Records of document pages and text:
+--

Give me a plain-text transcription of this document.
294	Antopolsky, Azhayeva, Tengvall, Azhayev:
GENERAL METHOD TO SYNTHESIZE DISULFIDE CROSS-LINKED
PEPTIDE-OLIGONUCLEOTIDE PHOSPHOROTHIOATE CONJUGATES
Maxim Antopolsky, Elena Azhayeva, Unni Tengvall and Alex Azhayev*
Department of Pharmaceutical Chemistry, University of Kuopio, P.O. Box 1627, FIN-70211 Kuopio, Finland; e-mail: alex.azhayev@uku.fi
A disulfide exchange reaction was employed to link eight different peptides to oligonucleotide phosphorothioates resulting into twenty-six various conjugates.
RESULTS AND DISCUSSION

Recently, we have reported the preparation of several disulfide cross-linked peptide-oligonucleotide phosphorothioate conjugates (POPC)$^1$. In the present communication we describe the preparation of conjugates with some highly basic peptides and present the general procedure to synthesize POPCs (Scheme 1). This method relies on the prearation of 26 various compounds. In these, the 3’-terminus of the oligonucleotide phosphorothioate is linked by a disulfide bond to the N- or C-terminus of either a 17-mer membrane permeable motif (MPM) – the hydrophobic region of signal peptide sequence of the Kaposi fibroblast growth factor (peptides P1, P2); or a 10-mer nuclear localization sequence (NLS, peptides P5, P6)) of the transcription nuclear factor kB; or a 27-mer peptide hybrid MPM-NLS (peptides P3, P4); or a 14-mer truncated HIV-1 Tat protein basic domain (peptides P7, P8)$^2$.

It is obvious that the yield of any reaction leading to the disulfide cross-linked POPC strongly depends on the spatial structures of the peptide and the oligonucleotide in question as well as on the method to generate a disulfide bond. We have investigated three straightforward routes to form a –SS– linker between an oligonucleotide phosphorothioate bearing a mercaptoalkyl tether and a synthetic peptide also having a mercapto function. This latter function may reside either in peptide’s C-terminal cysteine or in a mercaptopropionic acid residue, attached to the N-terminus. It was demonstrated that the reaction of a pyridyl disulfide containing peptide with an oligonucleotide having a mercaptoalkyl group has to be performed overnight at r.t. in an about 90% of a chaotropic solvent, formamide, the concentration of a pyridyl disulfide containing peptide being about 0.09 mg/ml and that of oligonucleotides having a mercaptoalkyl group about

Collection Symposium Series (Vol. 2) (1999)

+--

The records above, in their entirety, need to be set down again exactly.

### Your solution:
Give me a plain-text transcription of this document.
294	Antopolsky, Azhayeva, Tengvall, Azhayev:
GENERAL METHOD TO SYNTHESIZE DISULFIDE CROSS-LINKED
PEPTIDE-OLIGONUCLEOTIDE PHOSPHOROTHIOATE CONJUGATES
Maxim Antopolsky, Elena Azhayeva, Unni Tengvall and Alex Azhayev*
Department of Pharmaceutical Chemistry, University of Kuopio, P.O. Box 1627, FIN-70211 Kuopio, Finland; e-mail: alex.azhayev@uku.fi
A disulfide exchange reaction was employed to link eight different peptides to oligonucleotide phosphorothioates resulting into twenty-six various conjugates.
RESULTS AND DISCUSSION

Recently, we have reported the preparation of several disulfide cross-linked peptide-oligonucleotide phosphorothioate conjugates (POPC)$^1$. In the present communication we describe the preparation of conjugates with some highly basic peptides and present the general procedure to synthesize POPCs (Scheme 1). This method relies on the prearation of 26 various compounds. In these, the 3’-terminus of the oligonucleotide phosphorothioate is linked by a disulfide bond to the N- or C-terminus of either a 17-mer membrane permeable motif (MPM) – the hydrophobic region of signal peptide sequence of the Kaposi fibroblast growth factor (peptides P1, P2); or a 10-mer nuclear localization sequence (NLS, peptides P5, P6)) of the transcription nuclear factor kB; or a 27-mer peptide hybrid MPM-NLS (peptides P3, P4); or a 14-mer truncated HIV-1 Tat protein basic domain (peptides P7, P8)$^2$.

It is obvious that the yield of any reaction leading to the disulfide cross-linked POPC strongly depends on the spatial structures of the peptide and the oligonucleotide in question as well as on the method to generate a disulfide bond. We have investigated three straightforward routes to form a –SS– linker between an oligonucleotide phosphorothioate bearing a mercaptoalkyl tether and a synthetic peptide also having a mercapto function. This latter function may reside either in peptide’s C-terminal cysteine or in a mercaptopropionic acid residue, attached to the N-terminus. It was demonstrated that the reaction of a pyridyl disulfide containing peptide with an oligonucleotide having a mercaptoalkyl group has to be performed overnight at r.t. in an about 90% of a chaotropic solvent, formamide, the concentration of a pyridyl disulfide containing peptide being about 0.09 mg/ml and that of oligonucleotides having a mercaptoalkyl group about

Collection Symposium Series (Vol. 2) (1999)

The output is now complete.